### Work to be completed
Copy each line containing the word "sogar" from the records that follow, please.

### Stored data entries

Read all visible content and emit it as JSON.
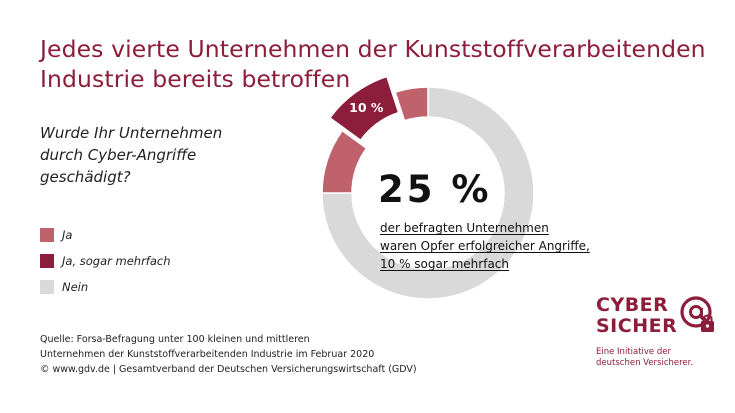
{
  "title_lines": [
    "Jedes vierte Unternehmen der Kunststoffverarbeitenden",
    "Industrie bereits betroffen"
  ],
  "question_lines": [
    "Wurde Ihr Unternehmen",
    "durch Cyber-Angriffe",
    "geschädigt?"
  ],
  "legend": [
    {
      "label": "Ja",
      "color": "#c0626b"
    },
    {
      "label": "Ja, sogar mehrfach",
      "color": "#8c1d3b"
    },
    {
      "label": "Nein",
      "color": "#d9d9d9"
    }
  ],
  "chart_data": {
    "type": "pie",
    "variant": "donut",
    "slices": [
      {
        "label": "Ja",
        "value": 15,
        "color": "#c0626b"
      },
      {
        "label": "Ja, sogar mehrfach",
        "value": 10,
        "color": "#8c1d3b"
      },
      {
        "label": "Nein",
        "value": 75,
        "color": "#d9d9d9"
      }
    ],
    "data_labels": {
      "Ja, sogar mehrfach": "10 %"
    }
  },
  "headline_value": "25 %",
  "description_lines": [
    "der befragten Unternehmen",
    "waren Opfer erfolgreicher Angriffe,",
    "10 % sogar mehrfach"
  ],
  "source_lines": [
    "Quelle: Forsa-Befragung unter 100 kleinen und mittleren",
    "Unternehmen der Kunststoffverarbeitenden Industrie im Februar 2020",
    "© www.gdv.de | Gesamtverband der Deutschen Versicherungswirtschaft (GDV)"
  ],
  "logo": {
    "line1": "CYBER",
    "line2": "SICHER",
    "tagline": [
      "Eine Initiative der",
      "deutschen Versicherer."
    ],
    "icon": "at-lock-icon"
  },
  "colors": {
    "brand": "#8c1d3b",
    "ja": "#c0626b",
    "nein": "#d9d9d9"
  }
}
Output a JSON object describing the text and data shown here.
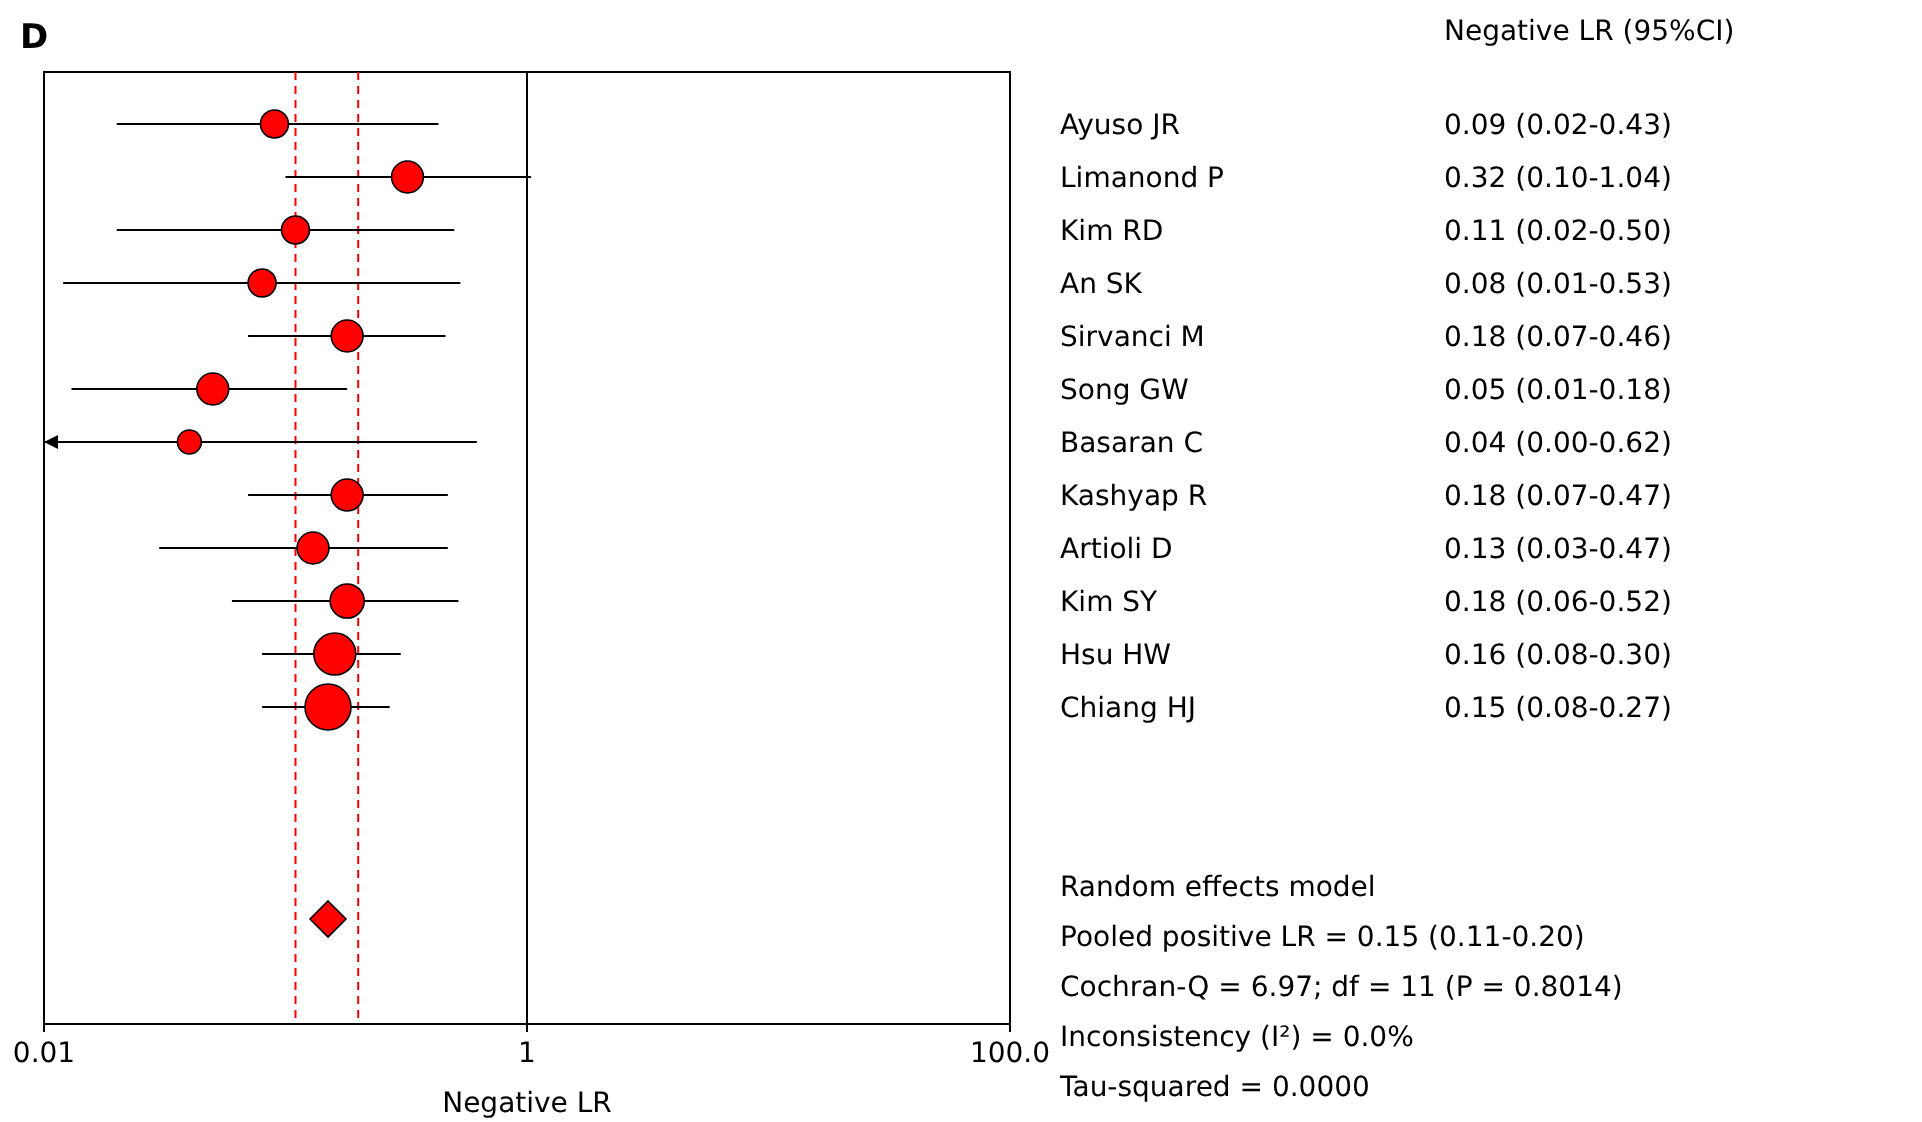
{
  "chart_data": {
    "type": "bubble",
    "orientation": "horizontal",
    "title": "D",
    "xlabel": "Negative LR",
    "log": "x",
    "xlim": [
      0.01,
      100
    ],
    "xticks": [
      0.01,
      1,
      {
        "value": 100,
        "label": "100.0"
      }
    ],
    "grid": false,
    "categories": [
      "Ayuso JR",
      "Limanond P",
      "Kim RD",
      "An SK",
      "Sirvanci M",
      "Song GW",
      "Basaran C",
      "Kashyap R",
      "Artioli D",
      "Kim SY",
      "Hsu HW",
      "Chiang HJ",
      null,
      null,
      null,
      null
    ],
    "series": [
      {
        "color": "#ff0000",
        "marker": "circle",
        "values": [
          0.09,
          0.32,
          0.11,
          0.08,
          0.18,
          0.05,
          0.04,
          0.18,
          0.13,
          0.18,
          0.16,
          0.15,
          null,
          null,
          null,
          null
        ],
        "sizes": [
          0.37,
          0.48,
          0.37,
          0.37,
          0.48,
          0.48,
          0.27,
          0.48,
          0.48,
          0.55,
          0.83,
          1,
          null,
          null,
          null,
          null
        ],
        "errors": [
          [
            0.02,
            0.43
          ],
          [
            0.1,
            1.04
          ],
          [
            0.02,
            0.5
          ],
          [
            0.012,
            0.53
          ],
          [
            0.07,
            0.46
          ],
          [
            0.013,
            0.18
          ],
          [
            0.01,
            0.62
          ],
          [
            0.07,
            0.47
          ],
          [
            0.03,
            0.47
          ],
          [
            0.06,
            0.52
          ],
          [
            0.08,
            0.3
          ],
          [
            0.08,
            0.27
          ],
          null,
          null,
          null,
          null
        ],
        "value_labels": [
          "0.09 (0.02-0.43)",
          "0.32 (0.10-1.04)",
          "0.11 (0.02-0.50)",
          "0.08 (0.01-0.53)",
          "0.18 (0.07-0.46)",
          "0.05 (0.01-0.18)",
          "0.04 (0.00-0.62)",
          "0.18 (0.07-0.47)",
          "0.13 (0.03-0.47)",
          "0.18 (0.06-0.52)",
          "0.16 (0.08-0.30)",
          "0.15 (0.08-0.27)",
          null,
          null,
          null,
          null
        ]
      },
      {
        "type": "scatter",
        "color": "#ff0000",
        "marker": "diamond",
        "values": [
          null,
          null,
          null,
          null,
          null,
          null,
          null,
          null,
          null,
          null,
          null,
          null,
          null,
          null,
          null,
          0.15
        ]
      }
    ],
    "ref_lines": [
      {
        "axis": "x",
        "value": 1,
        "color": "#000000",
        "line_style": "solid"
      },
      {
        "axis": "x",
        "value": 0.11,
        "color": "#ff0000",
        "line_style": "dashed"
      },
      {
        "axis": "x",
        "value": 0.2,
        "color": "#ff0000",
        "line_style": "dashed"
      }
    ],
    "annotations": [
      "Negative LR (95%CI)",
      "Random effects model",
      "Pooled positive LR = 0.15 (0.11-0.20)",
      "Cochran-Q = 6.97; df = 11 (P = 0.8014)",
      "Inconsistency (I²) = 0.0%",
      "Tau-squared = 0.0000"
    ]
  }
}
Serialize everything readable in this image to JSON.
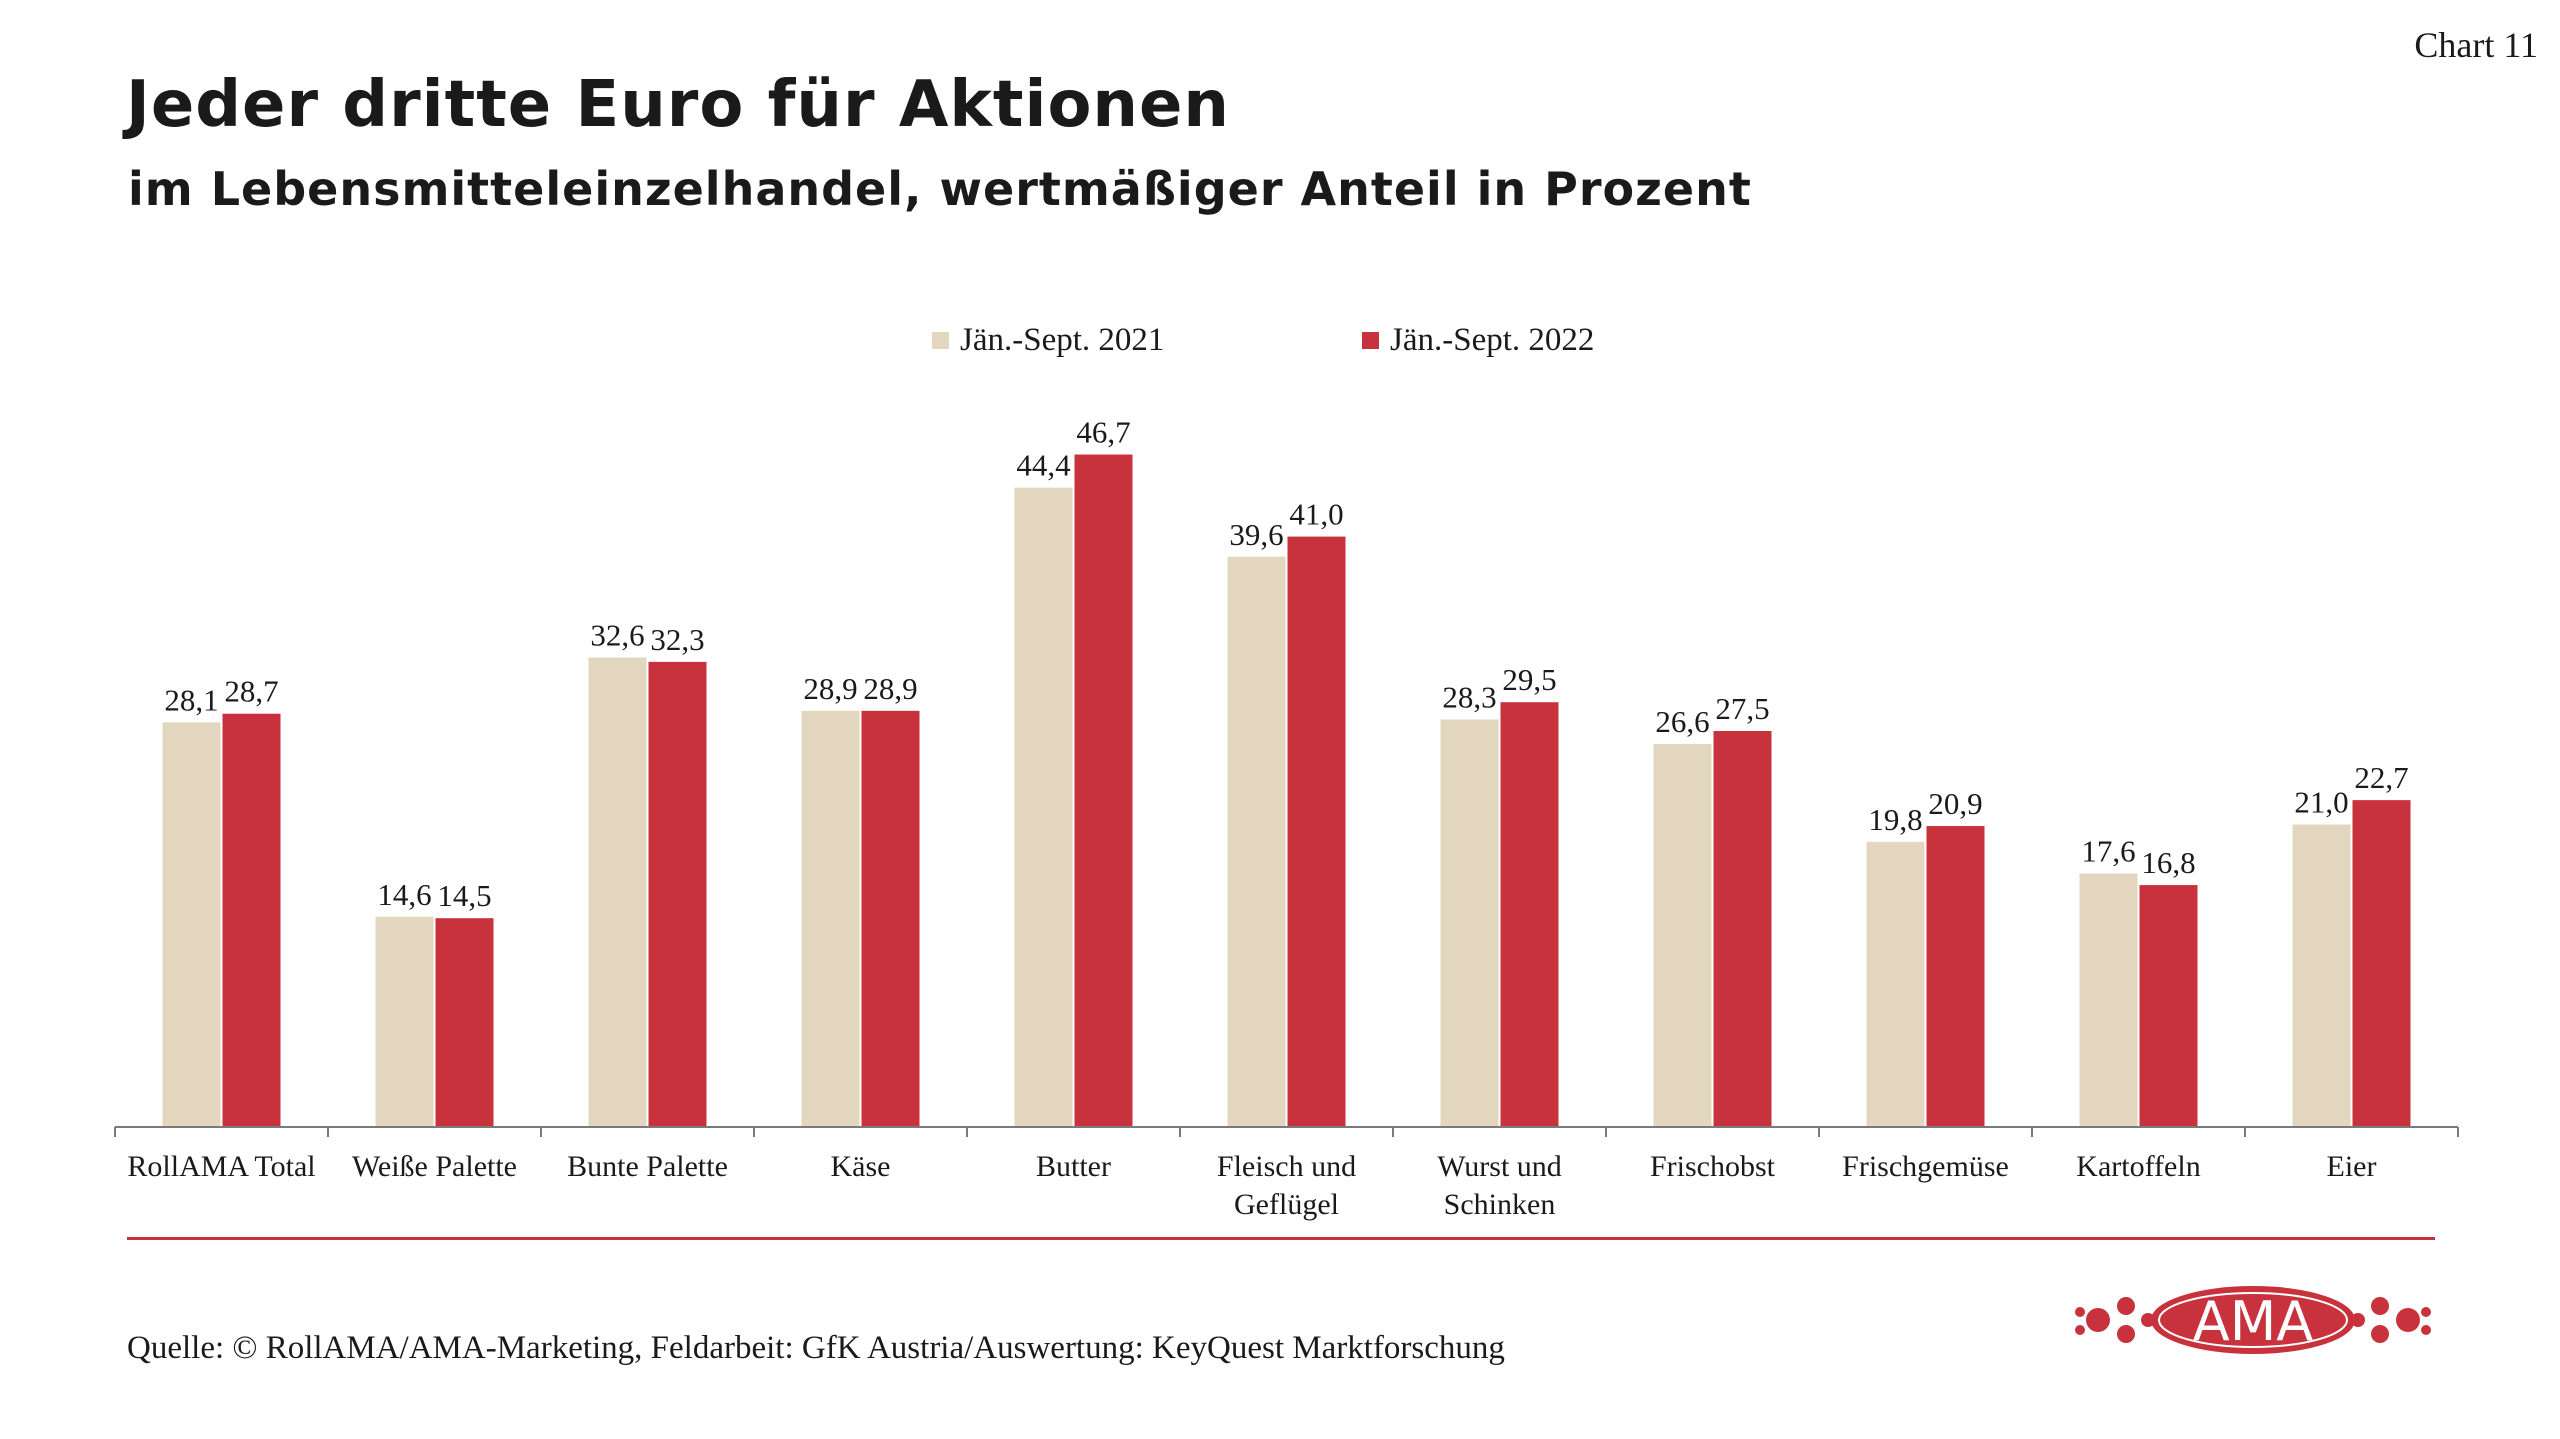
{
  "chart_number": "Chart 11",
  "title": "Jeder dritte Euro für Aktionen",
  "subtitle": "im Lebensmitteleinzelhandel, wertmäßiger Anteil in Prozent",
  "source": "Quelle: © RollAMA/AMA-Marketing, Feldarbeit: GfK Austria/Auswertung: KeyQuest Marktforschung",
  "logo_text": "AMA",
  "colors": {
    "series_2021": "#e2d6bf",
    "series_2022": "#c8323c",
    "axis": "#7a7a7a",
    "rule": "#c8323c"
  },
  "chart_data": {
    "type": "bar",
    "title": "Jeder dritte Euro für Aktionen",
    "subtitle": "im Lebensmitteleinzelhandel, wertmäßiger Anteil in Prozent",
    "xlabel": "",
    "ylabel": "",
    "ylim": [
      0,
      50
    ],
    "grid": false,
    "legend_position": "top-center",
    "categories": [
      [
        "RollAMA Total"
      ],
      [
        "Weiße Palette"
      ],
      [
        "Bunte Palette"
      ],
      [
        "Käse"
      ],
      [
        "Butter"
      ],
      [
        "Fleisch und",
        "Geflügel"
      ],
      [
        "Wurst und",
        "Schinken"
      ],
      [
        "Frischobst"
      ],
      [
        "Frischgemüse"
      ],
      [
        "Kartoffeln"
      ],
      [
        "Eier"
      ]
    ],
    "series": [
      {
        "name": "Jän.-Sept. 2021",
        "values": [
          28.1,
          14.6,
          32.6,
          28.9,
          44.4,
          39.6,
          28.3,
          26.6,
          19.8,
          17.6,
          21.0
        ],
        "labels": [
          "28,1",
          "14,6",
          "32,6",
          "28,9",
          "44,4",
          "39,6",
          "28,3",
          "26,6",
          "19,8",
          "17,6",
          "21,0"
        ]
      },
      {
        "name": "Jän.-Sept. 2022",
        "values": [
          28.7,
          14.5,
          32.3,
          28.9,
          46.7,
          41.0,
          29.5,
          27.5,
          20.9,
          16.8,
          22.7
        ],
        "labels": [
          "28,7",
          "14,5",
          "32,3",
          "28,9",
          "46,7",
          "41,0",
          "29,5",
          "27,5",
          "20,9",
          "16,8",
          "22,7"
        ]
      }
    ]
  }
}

### Result
      "label": "Ja, sogar mehrfach",
        "label": "Ja, sogar mehrfach",
      "Ja, sogar mehrfach": "10 %"
    "10 % sogar mehrfach"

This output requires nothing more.